> _Supplied material_:
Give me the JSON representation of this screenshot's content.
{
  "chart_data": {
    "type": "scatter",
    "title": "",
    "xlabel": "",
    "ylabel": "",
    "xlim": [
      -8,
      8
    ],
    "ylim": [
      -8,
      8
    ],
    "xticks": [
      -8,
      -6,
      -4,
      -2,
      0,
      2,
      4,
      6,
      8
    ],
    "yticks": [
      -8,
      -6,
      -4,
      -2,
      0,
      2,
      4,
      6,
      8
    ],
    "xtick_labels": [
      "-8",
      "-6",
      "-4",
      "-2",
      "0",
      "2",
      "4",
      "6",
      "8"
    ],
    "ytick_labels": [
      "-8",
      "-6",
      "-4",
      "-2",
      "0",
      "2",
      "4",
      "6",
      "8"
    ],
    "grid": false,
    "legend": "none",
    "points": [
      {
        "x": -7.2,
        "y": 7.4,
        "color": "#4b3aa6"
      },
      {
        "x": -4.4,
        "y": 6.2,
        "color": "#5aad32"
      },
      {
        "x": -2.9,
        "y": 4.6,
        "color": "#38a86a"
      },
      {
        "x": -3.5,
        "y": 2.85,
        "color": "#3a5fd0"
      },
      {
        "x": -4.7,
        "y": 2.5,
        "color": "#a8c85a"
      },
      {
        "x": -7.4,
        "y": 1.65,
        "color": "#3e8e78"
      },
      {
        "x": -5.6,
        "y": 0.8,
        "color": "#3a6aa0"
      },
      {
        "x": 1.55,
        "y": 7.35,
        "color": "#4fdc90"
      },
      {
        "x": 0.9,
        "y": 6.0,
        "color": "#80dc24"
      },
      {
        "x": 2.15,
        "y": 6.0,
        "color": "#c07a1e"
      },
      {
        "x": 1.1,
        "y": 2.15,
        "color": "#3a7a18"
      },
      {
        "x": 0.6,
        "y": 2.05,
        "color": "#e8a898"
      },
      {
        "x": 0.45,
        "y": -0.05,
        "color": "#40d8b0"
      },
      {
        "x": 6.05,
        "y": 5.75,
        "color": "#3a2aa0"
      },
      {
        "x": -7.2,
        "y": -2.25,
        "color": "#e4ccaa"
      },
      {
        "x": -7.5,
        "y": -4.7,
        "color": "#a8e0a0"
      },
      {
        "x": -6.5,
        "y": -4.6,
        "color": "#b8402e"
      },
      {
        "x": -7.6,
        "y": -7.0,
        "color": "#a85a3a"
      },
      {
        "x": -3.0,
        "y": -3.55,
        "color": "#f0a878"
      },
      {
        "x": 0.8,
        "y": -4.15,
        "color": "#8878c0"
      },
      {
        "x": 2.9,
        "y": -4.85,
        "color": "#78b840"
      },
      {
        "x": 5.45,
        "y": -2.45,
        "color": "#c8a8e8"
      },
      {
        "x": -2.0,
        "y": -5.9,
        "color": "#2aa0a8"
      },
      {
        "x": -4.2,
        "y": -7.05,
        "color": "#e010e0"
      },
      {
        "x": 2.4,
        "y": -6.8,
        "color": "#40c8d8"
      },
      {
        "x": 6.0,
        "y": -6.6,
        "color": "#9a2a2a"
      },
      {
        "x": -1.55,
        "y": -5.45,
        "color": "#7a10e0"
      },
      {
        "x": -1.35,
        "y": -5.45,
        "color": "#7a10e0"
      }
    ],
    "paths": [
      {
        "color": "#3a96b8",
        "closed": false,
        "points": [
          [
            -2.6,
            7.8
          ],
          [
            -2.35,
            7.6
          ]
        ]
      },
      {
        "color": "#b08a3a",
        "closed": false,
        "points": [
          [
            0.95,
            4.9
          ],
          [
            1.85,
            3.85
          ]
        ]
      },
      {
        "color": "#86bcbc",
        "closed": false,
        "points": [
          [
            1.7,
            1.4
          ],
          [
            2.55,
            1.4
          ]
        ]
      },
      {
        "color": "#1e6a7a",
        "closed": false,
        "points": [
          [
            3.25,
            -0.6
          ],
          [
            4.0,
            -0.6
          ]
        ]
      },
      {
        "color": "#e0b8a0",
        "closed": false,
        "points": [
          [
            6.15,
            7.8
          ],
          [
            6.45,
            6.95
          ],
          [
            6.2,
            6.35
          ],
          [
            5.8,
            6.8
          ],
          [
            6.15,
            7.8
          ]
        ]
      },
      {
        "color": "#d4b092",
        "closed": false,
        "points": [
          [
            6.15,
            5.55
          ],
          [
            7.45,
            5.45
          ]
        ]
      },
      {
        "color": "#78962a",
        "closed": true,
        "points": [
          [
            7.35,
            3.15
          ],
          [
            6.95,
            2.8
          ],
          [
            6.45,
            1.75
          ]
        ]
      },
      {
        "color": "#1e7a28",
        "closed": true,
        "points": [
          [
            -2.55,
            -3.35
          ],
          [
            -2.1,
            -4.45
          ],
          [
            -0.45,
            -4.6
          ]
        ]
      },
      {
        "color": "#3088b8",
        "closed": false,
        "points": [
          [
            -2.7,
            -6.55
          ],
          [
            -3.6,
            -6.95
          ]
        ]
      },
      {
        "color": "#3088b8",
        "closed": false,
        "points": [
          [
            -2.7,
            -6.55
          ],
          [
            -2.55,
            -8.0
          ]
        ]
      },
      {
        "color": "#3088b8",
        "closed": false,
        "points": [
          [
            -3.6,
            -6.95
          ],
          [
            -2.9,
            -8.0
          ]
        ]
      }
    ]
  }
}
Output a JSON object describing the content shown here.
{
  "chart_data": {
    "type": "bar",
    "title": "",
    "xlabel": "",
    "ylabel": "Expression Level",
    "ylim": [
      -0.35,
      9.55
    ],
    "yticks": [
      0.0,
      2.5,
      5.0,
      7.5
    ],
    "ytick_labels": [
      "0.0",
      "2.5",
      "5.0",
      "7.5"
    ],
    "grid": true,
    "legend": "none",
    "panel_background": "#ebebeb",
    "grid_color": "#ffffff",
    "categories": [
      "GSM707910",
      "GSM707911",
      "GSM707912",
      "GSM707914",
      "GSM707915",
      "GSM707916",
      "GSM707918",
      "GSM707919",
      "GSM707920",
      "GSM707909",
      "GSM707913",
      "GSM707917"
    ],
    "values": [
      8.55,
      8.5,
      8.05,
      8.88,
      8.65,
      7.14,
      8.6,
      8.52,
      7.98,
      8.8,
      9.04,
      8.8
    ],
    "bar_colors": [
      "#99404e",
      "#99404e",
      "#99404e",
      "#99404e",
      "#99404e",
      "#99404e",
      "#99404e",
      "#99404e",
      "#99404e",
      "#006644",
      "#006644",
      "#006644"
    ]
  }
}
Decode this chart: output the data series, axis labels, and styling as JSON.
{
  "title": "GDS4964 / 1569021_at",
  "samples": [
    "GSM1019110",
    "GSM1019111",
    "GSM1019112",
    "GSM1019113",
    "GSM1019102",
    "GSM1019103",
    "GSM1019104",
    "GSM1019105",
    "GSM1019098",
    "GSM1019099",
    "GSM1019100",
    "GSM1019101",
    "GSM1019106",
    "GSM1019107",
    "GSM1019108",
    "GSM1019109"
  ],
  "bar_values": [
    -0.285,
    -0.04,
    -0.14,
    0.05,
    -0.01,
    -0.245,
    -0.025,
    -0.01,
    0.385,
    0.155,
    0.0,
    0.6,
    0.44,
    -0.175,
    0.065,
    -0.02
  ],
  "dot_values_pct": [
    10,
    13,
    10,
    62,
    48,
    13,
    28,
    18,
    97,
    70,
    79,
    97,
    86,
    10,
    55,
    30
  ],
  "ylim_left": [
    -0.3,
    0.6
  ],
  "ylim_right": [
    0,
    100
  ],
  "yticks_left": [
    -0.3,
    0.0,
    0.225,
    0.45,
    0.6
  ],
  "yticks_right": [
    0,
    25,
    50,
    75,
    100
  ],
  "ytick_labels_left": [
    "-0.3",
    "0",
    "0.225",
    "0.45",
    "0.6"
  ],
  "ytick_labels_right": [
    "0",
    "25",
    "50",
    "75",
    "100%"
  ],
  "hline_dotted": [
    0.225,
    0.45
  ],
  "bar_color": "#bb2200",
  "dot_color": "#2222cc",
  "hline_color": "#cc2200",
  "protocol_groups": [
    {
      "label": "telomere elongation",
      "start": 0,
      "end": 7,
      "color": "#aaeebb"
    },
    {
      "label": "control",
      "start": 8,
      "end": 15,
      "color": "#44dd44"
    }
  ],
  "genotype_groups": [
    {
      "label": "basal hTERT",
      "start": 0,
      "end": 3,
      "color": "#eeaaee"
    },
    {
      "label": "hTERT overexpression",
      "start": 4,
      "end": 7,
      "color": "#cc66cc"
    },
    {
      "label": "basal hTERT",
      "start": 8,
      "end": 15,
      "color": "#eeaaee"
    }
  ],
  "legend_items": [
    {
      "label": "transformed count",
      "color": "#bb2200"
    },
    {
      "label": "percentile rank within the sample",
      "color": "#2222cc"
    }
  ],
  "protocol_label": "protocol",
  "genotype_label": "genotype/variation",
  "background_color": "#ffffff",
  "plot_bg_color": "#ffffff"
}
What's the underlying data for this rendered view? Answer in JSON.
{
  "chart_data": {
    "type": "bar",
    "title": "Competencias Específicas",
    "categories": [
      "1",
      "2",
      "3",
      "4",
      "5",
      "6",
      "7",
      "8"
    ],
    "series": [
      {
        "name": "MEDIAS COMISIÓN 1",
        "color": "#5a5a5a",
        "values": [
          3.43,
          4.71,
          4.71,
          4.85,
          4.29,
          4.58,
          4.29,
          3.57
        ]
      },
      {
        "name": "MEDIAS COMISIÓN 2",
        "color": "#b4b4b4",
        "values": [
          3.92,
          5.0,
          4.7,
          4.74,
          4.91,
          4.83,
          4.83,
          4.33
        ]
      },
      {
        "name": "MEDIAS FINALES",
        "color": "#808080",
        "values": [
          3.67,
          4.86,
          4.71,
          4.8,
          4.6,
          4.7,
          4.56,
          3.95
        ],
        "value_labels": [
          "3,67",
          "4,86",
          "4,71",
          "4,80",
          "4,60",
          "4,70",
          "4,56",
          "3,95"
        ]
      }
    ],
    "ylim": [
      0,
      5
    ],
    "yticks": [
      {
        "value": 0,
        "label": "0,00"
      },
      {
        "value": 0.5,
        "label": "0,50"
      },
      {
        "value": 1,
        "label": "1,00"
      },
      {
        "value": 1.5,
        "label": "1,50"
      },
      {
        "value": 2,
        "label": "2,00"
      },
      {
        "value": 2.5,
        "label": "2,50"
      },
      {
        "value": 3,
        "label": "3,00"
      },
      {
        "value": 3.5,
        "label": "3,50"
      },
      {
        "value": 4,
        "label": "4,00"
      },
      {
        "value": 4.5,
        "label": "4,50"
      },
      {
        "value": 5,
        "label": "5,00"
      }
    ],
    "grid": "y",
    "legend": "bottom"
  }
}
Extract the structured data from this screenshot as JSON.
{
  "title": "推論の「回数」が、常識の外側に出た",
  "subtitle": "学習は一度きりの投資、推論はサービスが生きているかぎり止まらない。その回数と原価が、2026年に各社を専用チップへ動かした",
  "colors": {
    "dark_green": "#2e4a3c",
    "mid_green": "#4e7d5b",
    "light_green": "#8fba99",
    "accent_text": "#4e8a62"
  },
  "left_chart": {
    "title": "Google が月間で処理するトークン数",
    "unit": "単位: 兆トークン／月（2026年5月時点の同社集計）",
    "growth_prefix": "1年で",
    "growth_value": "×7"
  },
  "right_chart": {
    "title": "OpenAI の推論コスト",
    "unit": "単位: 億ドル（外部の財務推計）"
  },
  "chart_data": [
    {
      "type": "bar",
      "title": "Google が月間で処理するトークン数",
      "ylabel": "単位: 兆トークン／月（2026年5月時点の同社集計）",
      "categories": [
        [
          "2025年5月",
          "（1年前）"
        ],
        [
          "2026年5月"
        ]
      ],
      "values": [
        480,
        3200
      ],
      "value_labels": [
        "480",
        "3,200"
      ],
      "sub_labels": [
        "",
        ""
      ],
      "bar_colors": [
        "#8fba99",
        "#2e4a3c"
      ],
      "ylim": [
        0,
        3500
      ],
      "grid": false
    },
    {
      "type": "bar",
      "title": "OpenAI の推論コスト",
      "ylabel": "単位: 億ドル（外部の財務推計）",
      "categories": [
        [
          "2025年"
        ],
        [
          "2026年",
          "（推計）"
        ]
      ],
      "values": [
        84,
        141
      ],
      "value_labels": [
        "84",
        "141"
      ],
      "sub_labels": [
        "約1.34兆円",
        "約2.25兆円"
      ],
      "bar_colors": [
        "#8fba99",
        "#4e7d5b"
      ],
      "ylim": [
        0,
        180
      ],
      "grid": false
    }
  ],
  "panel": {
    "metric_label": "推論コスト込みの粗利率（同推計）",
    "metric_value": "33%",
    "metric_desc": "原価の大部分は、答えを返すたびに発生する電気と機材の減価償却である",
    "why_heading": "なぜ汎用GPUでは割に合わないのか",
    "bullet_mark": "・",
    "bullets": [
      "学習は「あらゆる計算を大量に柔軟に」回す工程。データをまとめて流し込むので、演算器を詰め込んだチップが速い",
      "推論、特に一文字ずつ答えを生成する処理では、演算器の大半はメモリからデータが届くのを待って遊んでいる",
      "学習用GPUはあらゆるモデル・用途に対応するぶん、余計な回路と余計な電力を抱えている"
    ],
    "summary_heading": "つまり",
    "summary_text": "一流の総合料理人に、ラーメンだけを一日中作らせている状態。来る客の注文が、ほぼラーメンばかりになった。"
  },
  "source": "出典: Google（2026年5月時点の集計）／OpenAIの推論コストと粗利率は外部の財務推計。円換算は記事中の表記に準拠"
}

> _Problem to solve_: From the data, pick out every line that includes "Google".

> _Completed task_:
    "title": "Google が月間で処理するトークン数",
      "title": "Google が月間で処理するトークン数",
  "source": "出典: Google（2026年5月時点の集計）／OpenAIの推論コストと粗利率は外部の財務推計。円換算は記事中の表記に準拠"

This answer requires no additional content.